■ GOAL: Without altering anything, repeat each of the records.

■ RECORDS FOR THE TASK:
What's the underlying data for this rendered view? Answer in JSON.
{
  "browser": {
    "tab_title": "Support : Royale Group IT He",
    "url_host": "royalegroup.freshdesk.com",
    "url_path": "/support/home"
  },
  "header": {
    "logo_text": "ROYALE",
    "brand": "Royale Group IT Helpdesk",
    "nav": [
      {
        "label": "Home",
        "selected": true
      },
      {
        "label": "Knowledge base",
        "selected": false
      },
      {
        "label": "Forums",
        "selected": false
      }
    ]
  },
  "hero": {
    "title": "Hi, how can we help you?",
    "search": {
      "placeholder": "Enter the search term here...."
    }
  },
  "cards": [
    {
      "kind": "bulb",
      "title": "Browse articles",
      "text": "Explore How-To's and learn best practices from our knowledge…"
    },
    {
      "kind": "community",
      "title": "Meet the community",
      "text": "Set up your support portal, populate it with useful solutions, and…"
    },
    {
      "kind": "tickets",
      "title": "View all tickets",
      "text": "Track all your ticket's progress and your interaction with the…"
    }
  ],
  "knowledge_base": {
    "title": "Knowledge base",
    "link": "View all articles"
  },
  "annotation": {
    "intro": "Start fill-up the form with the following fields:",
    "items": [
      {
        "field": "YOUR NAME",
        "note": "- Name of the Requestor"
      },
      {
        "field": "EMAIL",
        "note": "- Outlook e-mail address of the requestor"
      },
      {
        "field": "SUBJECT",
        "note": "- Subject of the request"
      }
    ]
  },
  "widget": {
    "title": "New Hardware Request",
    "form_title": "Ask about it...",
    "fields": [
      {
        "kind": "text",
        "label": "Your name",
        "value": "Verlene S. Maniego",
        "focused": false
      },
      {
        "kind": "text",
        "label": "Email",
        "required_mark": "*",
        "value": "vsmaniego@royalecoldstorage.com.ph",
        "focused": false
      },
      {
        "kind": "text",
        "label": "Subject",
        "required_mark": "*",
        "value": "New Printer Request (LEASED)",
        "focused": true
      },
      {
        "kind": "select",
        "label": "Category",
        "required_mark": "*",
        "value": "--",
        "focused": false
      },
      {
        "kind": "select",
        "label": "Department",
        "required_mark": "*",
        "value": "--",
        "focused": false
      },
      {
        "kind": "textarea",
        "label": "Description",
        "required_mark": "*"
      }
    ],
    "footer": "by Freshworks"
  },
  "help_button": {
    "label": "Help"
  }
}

■ OUTPUT FOR THIS EXERCISE:
What's the underlying data for this rendered view? Answer in JSON.
{
  "browser": {
    "tab_title": "Support : Royale Group IT He",
    "url_host": "royalegroup.freshdesk.com",
    "url_path": "/support/home"
  },
  "header": {
    "logo_text": "ROYALE",
    "brand": "Royale Group IT Helpdesk",
    "nav": [
      {
        "label": "Home",
        "selected": true
      },
      {
        "label": "Knowledge base",
        "selected": false
      },
      {
        "label": "Forums",
        "selected": false
      }
    ]
  },
  "hero": {
    "title": "Hi, how can we help you?",
    "search": {
      "placeholder": "Enter the search term here...."
    }
  },
  "cards": [
    {
      "kind": "bulb",
      "title": "Browse articles",
      "text": "Explore How-To's and learn best practices from our knowledge…"
    },
    {
      "kind": "community",
      "title": "Meet the community",
      "text": "Set up your support portal, populate it with useful solutions, and…"
    },
    {
      "kind": "tickets",
      "title": "View all tickets",
      "text": "Track all your ticket's progress and your interaction with the…"
    }
  ],
  "knowledge_base": {
    "title": "Knowledge base",
    "link": "View all articles"
  },
  "annotation": {
    "intro": "Start fill-up the form with the following fields:",
    "items": [
      {
        "field": "YOUR NAME",
        "note": "- Name of the Requestor"
      },
      {
        "field": "EMAIL",
        "note": "- Outlook e-mail address of the requestor"
      },
      {
        "field": "SUBJECT",
        "note": "- Subject of the request"
      }
    ]
  },
  "widget": {
    "title": "New Hardware Request",
    "form_title": "Ask about it...",
    "fields": [
      {
        "kind": "text",
        "label": "Your name",
        "value": "Verlene S. Maniego",
        "focused": false
      },
      {
        "kind": "text",
        "label": "Email",
        "required_mark": "*",
        "value": "vsmaniego@royalecoldstorage.com.ph",
        "focused": false
      },
      {
        "kind": "text",
        "label": "Subject",
        "required_mark": "*",
        "value": "New Printer Request (LEASED)",
        "focused": true
      },
      {
        "kind": "select",
        "label": "Category",
        "required_mark": "*",
        "value": "--",
        "focused": false
      },
      {
        "kind": "select",
        "label": "Department",
        "required_mark": "*",
        "value": "--",
        "focused": false
      },
      {
        "kind": "textarea",
        "label": "Description",
        "required_mark": "*"
      }
    ],
    "footer": "by Freshworks"
  },
  "help_button": {
    "label": "Help"
  }
}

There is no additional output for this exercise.